*What you should do*. The records below are split into lines. How many of those lines contain the string "fraction"? Reply with the number only.

*Provided records*.
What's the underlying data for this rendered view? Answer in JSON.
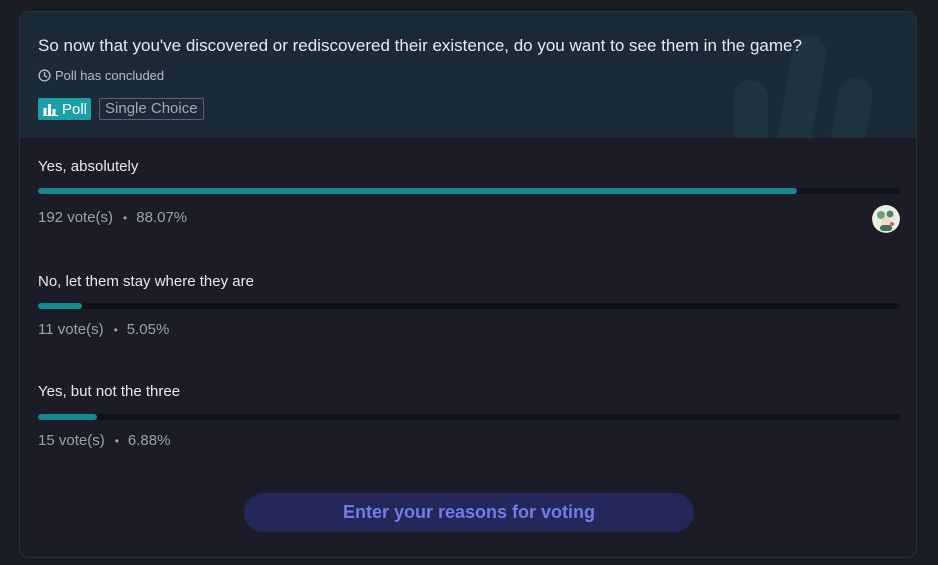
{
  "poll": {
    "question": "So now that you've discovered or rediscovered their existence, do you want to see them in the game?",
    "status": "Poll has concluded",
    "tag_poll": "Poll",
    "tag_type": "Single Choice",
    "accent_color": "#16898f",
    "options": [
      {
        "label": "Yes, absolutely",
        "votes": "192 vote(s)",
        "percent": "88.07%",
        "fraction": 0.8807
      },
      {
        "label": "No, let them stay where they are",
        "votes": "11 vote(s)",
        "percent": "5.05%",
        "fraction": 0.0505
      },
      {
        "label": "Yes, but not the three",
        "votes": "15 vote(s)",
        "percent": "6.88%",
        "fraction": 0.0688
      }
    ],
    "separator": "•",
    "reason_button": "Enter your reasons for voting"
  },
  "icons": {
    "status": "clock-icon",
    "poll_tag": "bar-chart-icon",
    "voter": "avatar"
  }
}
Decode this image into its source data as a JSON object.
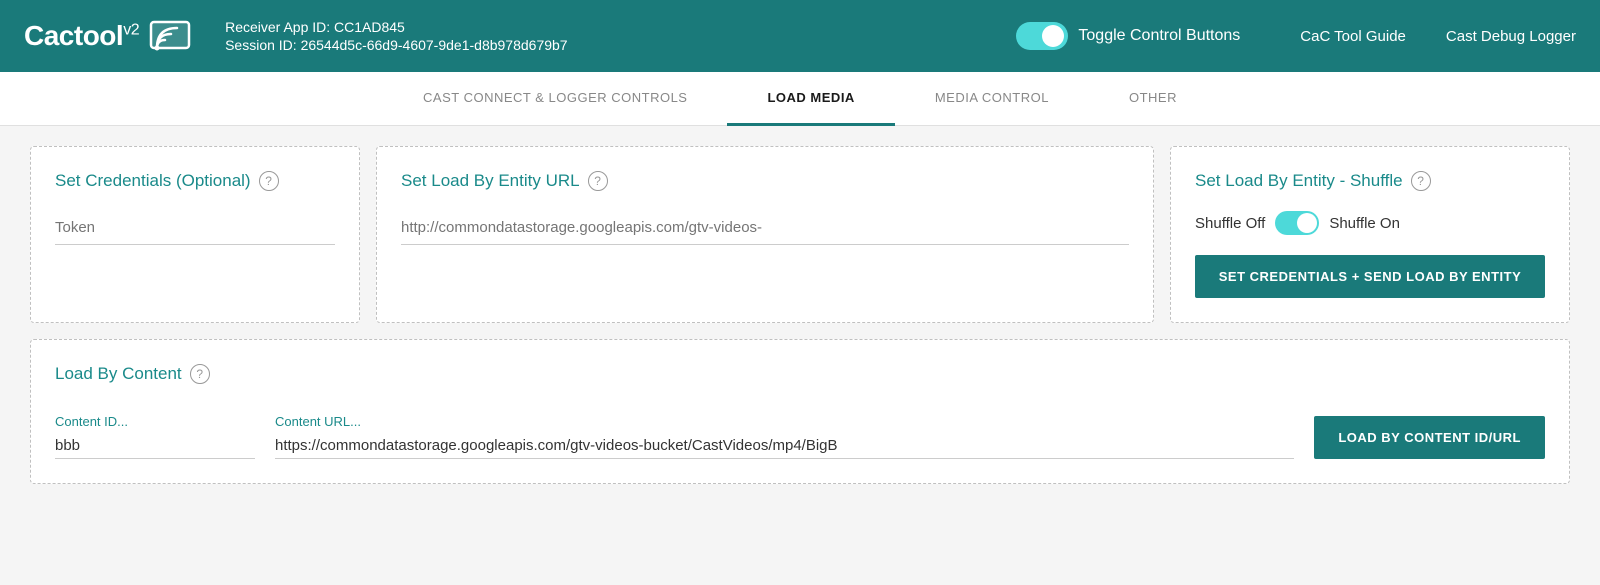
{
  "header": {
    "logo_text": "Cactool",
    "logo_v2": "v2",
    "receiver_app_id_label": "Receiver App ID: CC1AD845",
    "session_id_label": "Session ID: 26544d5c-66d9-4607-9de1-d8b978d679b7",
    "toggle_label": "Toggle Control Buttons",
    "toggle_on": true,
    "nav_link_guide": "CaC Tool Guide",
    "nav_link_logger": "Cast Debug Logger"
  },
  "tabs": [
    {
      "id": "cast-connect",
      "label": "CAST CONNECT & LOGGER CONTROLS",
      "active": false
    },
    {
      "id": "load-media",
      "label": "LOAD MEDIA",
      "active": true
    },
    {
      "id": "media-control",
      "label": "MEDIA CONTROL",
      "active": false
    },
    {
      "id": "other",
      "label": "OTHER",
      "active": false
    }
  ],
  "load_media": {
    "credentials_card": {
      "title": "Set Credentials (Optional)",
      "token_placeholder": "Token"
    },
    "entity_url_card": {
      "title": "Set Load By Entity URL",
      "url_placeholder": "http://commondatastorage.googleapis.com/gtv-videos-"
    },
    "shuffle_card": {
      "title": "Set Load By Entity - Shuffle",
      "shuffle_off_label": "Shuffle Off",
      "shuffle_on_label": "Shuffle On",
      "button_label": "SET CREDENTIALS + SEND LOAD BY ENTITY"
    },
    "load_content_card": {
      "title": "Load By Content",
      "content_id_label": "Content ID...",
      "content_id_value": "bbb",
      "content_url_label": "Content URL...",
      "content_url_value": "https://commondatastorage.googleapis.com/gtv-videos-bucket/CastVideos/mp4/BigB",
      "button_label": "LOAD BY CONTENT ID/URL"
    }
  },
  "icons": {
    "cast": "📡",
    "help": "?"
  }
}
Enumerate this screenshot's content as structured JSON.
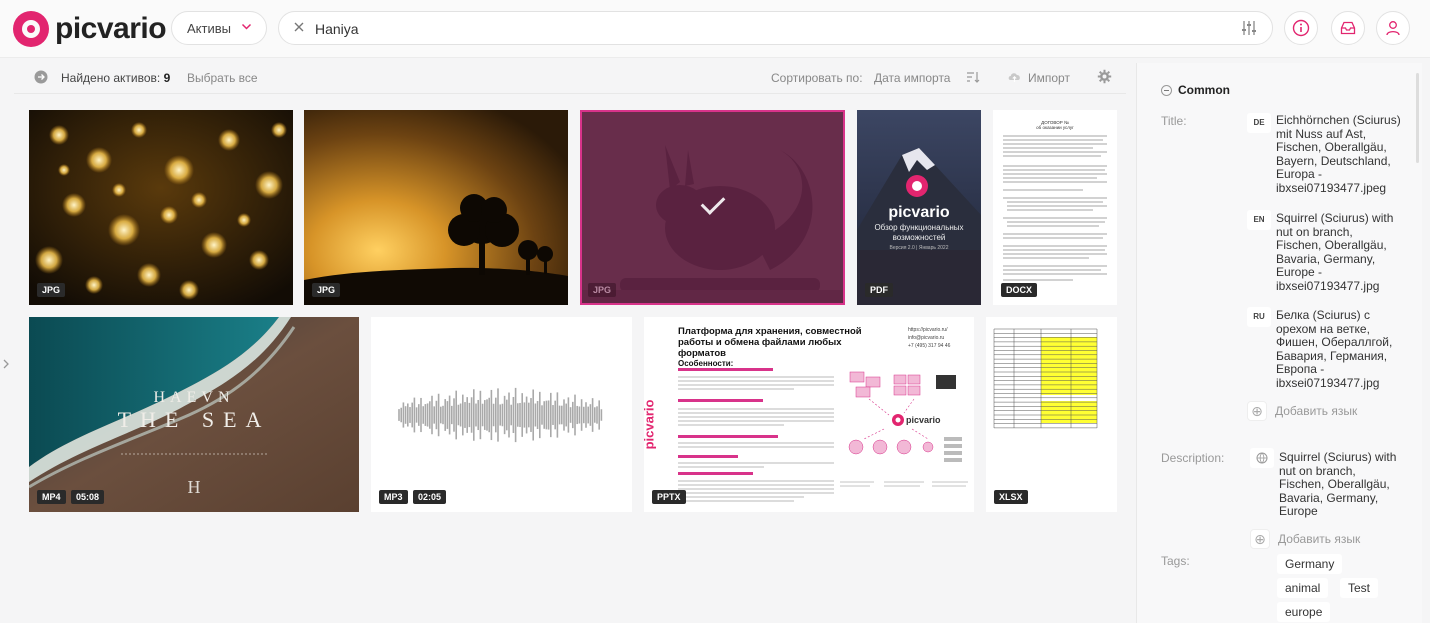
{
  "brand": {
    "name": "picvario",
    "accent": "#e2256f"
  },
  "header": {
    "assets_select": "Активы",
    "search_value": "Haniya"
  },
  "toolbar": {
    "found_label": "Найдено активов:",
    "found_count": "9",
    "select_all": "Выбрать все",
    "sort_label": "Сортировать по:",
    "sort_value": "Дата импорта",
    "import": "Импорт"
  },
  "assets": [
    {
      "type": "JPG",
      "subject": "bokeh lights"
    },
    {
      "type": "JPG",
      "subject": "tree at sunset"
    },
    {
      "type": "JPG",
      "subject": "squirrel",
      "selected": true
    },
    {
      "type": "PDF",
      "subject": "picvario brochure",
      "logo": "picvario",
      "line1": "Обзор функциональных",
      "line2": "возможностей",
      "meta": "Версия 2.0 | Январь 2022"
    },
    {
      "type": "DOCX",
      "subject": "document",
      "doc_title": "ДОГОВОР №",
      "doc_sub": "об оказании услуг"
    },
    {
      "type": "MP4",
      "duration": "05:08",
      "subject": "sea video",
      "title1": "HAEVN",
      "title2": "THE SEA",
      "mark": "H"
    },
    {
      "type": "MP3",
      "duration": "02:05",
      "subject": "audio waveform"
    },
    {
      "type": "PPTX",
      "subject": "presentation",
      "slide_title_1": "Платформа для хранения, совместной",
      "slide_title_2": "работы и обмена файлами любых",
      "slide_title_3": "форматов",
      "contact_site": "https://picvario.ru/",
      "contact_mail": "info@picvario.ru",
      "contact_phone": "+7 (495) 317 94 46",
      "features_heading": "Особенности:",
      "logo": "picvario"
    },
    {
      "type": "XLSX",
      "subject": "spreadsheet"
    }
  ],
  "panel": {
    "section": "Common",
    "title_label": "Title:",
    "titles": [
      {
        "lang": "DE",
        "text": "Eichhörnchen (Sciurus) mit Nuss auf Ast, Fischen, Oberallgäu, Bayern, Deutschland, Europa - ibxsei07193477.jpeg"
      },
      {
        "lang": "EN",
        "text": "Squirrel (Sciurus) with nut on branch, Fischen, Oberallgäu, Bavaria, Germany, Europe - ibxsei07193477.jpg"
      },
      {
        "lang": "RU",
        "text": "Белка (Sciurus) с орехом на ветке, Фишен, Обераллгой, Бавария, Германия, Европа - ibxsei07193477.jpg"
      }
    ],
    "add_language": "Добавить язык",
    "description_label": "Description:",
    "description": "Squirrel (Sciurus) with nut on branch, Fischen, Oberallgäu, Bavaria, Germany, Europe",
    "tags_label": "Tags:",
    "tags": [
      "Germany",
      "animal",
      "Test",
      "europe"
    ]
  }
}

---

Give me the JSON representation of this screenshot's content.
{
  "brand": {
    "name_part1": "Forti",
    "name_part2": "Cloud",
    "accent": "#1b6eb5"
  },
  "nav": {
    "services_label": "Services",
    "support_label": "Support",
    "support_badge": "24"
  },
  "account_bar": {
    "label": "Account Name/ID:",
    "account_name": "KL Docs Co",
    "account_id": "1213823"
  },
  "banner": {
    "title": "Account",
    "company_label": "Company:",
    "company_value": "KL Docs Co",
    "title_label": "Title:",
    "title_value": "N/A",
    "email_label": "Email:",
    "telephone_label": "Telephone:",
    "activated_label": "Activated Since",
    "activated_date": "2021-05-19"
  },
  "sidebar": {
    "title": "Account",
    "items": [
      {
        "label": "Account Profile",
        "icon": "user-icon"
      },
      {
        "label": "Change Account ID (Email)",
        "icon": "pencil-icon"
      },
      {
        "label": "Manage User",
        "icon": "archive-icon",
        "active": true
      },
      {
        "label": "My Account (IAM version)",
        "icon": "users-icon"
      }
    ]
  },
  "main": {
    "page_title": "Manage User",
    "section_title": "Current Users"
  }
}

*Final result*. 3